Text segment:

* * * * *

Standard K-Means Clustering options

Parameter Name

Description

Attributes to consider for clustering

Drag and drop the attributes that will be used as profile attributes in the clustering computation.

Clustering type

Three different approaches for computing cluster centroids are available:

  • k-means, where the mean is used to compute the cluster centroid

  • k-medians, where the median is used to compute the cluster centroid

  • k-medoids, where the point of the dataset closest to the mean is used as the cluster centroid.

Clustering algorithm

Three different clustering algorithms are available:

  • Standard, where cluster centroids are recomputed only after all the points have been reassigned;

  • Incremental, where cluster centroids are recomputed after each point moving;

  • Error-based, where point moving is decided by minimizing the error, instead of the distance from cluster centroid.

Distance method for clustering

The method employed for computing distances between examples.

Possible methods are: Euclidean, Euclidean (normalized), ManhattanManhattan (normalized), Pearson.

Details on these methods are provided in the Distance parameter of the Managing Attribute Properties page.

Distance method for evaluation

Select the method required for distance, from the possible values: Euclidean, Euclidean (normalized), ManhattanManhattan (normalized), Pearson.

For details on these methods see the Managing Attribute Properties page.

Normalization for ordered variables

Type of normalization adopted when treating ordered (discrete or continuous) variables.

Every attribute can have its own value for this option, which can be set in the Data Manager. Details on these options are provided in the Distance parameter of the Managing Attribute Properties page.

These choices are preserved if Attribute is selected in the present menu; every other value (e.g. Normal) supersedes previous selections for the current task.

Initial assignment for clusters

Procedure adopted for the initial assignment of points to clusters; it may be one of the following:

  • Random: very fast, but less accurate; with this choice several executions (see option 4) of the algorithm can be performed (starting from different random initializations) to retrieve a better result;

  • Smart: it can be slow, but tries to produce initial clusters having maximum distance from each other;

  • Weight-based: cluster are initialized by taking into account weights (if present); in particular, points with high weight are placed into different clusters.

(Optional) attribute for initial cluster assignment

Optionally select a specific attribute from the drop-down list, which will be used as an initial cluster assignment.

(Optional) attribute for weights

Optionally select an attribute from the drop-down list, which will be used as a weight in the clustering process.

* * * * *

List of tasks:
- A) Copy the K-Means options text from "For details on" up to and including "the current task.".
- B) In the entries, write out each line from the line with "chat-row: I have" up to and including the line with "chat-timestamp: 02.05.19, 13:34".

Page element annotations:
* * * * *

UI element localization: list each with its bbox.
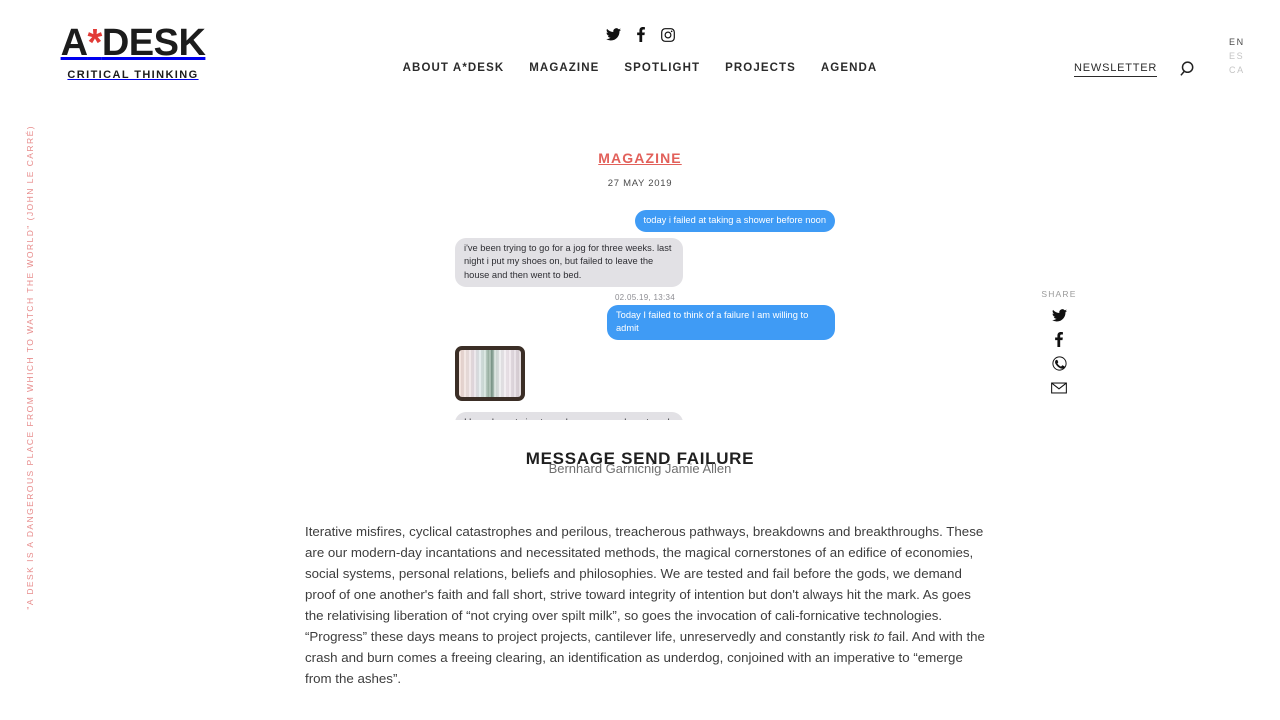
chat-row: I have been trying to work on a screen l… — [455, 412, 835, 420]
chat-photo-attachment — [455, 346, 525, 402]
article-section-kicker[interactable]: MAGAZINE — [0, 150, 1280, 166]
chat-timestamp: 02.05.19, 13:34 — [614, 292, 676, 302]
vertical-quote-text: "A DESK IS A DANGEROUS PLACE FROM WHICH … — [25, 125, 35, 610]
nav-item-magazine[interactable]: MAGAZINE — [529, 62, 599, 74]
nav-item-agenda[interactable]: AGENDA — [821, 62, 877, 74]
article-header: MAGAZINE 27 MAY 2019 — [0, 150, 1280, 189]
share-label: SHARE — [1041, 289, 1077, 299]
nav-item-projects[interactable]: PROJECTS — [725, 62, 796, 74]
chat-row: i've been trying to go for a jog for thr… — [455, 238, 835, 287]
chat-bubble-outgoing: today i failed at taking a shower before… — [634, 210, 835, 233]
search-icon[interactable] — [1180, 60, 1198, 78]
language-switcher: EN ES CA — [1229, 37, 1245, 75]
nav-item-spotlight[interactable]: SPOTLIGHT — [624, 62, 700, 74]
featured-chat-screenshot: today i failed at taking a shower before… — [455, 210, 835, 420]
newsletter-link[interactable]: NEWSLETTER — [1074, 62, 1158, 77]
twitter-icon[interactable] — [605, 28, 621, 41]
chat-row: Today I failed to think of a failure I a… — [455, 304, 835, 341]
article-byline: Bernhard Garnicnig Jamie Allen — [548, 461, 732, 476]
lang-es[interactable]: ES — [1229, 51, 1245, 61]
chat-row: today i failed at taking a shower before… — [455, 210, 835, 233]
vertical-quote-rail: "A DESK IS A DANGEROUS PLACE FROM WHICH … — [22, 125, 38, 610]
share-rail: SHARE — [1040, 289, 1078, 404]
body-text-italic: to — [873, 629, 885, 644]
chat-bubble-outgoing: Today I failed to think of a failure I a… — [607, 304, 835, 341]
lang-ca[interactable]: CA — [1229, 65, 1245, 75]
nav-item-about[interactable]: ABOUT A*DESK — [403, 62, 505, 74]
header-social-links — [0, 27, 1280, 42]
article-body: Iterative misfires, cyclical catastrophe… — [305, 521, 986, 689]
chat-bubble-incoming: i've been trying to go for a jog for thr… — [455, 238, 683, 287]
twitter-icon[interactable] — [1050, 308, 1068, 323]
body-text-part1: Iterative misfires, cyclical catastrophe… — [305, 524, 984, 644]
article-date: 27 MAY 2019 — [607, 178, 673, 189]
chat-bubble-incoming: I have been trying to work on a screen l… — [455, 412, 683, 420]
facebook-icon[interactable] — [1050, 332, 1068, 347]
email-icon[interactable] — [1050, 380, 1068, 395]
facebook-icon[interactable] — [636, 27, 645, 42]
lang-en[interactable]: EN — [1229, 37, 1245, 47]
instagram-icon[interactable] — [660, 27, 675, 42]
chat-row — [455, 346, 835, 406]
page-root: "A DESK IS A DANGEROUS PLACE FROM WHICH … — [0, 0, 1280, 720]
whatsapp-icon[interactable] — [1050, 356, 1068, 371]
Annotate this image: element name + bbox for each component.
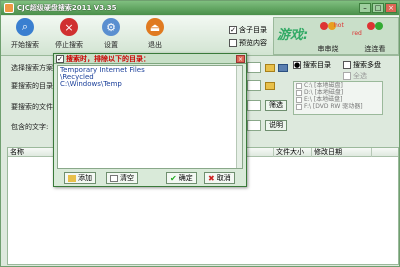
drive-item[interactable]: C:\ [本地磁盘] xyxy=(294,82,382,89)
add-button[interactable]: 添加 xyxy=(64,172,96,184)
text-label: 包含的文字: xyxy=(11,123,49,131)
dialog-scrollbar[interactable] xyxy=(236,66,242,168)
drive-item[interactable]: F:\ [DVD RW 驱动器] xyxy=(294,103,382,110)
preview-option[interactable]: 预览内容 xyxy=(229,38,267,48)
check-icon: ✔ xyxy=(170,173,177,183)
dir-label: 要搜索的目录: xyxy=(11,82,56,90)
games-title: 游戏: xyxy=(277,28,309,43)
start-search-label: 开始搜索 xyxy=(11,41,39,49)
search-dir-radio[interactable]: ● xyxy=(293,61,301,69)
stop-icon: × xyxy=(60,18,78,36)
search-multi-label: 搜索多盘 xyxy=(353,61,381,69)
exit-icon: ⏏ xyxy=(146,18,164,36)
ok-button[interactable]: ✔ 确定 xyxy=(166,172,197,184)
preview-label: 预览内容 xyxy=(239,39,267,47)
file-label: 要搜索的文件: xyxy=(11,103,56,111)
settings-label: 设置 xyxy=(104,41,118,49)
text-input[interactable] xyxy=(247,120,261,131)
select-all-option[interactable]: 全选 xyxy=(343,71,367,81)
clear-button[interactable]: 清空 xyxy=(106,172,138,184)
save-icon[interactable] xyxy=(278,64,288,72)
preview-checkbox[interactable] xyxy=(229,39,237,47)
dialog-header: ✓ 搜索时，排除以下的目录： × xyxy=(54,54,246,64)
subdir-option[interactable]: ✓ 含子目录 xyxy=(229,25,267,35)
maximize-button[interactable]: □ xyxy=(372,3,384,13)
explain-button[interactable]: 说明 xyxy=(265,120,287,131)
exit-label: 退出 xyxy=(148,41,162,49)
add-folder-icon xyxy=(68,174,76,182)
close-button[interactable]: × xyxy=(385,3,397,13)
window-controls: – □ × xyxy=(359,3,399,13)
clear-icon xyxy=(110,174,118,182)
red-badge: red xyxy=(352,30,362,37)
search-dir-label: 搜索目录 xyxy=(303,61,331,69)
dir-input[interactable] xyxy=(247,80,261,91)
browse-folder-icon[interactable] xyxy=(265,82,275,90)
search-dir-option[interactable]: ● 搜索目录 xyxy=(293,60,331,70)
subdir-label: 含子目录 xyxy=(239,26,267,34)
subdir-checkbox[interactable]: ✓ xyxy=(229,26,237,34)
hot-badge: hot xyxy=(334,22,344,29)
col-size[interactable]: 文件大小 xyxy=(274,148,312,157)
app-icon xyxy=(4,3,14,13)
minimize-button[interactable]: – xyxy=(359,3,371,13)
game-item2-label: 连连看 xyxy=(364,45,386,53)
settings-icon: ⚙ xyxy=(102,18,120,36)
folder-icon[interactable] xyxy=(265,64,275,72)
window-title: CJC超级硬盘搜索2011 V3.35 xyxy=(17,4,117,12)
exclude-checkbox[interactable]: ✓ xyxy=(56,54,64,63)
search-multi-option[interactable]: 搜索多盘 xyxy=(343,60,381,70)
scheme-select[interactable] xyxy=(247,62,261,73)
game-lianliankan[interactable]: red 连连看 xyxy=(352,22,396,54)
exit-button[interactable]: ⏏ 退出 xyxy=(133,18,177,50)
select-all-checkbox[interactable] xyxy=(343,72,351,80)
cancel-icon: ✖ xyxy=(208,173,215,183)
start-search-button[interactable]: ⌕ 开始搜索 xyxy=(3,18,47,50)
drive-item[interactable]: E:\ [本地磁盘] xyxy=(294,96,382,103)
game-chuanchuanshao[interactable]: hot 串串烧 xyxy=(308,22,348,54)
search-multi-radio[interactable] xyxy=(343,61,351,69)
file-input[interactable] xyxy=(247,100,261,111)
dialog-title: 搜索时，排除以下的目录： xyxy=(66,54,150,63)
search-icon: ⌕ xyxy=(16,18,34,36)
exclude-item: C:\Windows\Temp xyxy=(60,80,122,88)
col-date[interactable]: 修改日期 xyxy=(312,148,372,157)
stop-search-label: 停止搜索 xyxy=(55,41,83,49)
title-bar: CJC超级硬盘搜索2011 V3.35 – □ × xyxy=(1,1,399,15)
drive-list: C:\ [本地磁盘] D:\ [本地磁盘] E:\ [本地磁盘] F:\ [DV… xyxy=(293,81,383,115)
games-panel: 游戏: hot 串串烧 red 连连看 xyxy=(273,17,399,55)
filter-button[interactable]: 筛选 xyxy=(265,100,287,111)
exclude-dirs-dialog: ✓ 搜索时，排除以下的目录： × Temporary Internet File… xyxy=(53,53,247,187)
exclude-list[interactable]: Temporary Internet Files \Recycled C:\Wi… xyxy=(57,65,243,169)
game-item1-label: 串串烧 xyxy=(317,45,339,53)
stop-search-button[interactable]: × 停止搜索 xyxy=(47,18,91,50)
select-all-label: 全选 xyxy=(353,72,367,80)
cancel-button[interactable]: ✖ 取消 xyxy=(204,172,235,184)
dialog-close-button[interactable]: × xyxy=(236,54,245,63)
scheme-label: 选择搜索方案: xyxy=(11,64,56,72)
drive-item[interactable]: D:\ [本地磁盘] xyxy=(294,89,382,96)
settings-button[interactable]: ⚙ 设置 xyxy=(89,18,133,50)
main-window: CJC超级硬盘搜索2011 V3.35 – □ × ⌕ 开始搜索 × 停止搜索 … xyxy=(0,0,400,267)
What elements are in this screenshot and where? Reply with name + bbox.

* * * * *

Per-task outputs:
- A)
For details on these methods see the Managing Attribute Properties page.

Normalization for ordered variables

Type of normalization adopted when treating ordered (discrete or continuous) variables.

Every attribute can have its own value for this option, which can be set in the Data Manager. Details on these options are provided in the Distance parameter of the Managing Attribute Properties page.

These choices are preserved if Attribute is selected in the present menu; every other value (e.g. Normal) supersedes previous selections for the current task.

- B)
chat-row: I have been trying to work on a screen l… — [455, 412, 835, 420]
chat-photo-attachment — [455, 346, 525, 402]
article-section-kicker[interactable]: MAGAZINE — [0, 150, 1280, 166]
chat-timestamp: 02.05.19, 13:34 — [614, 292, 676, 302]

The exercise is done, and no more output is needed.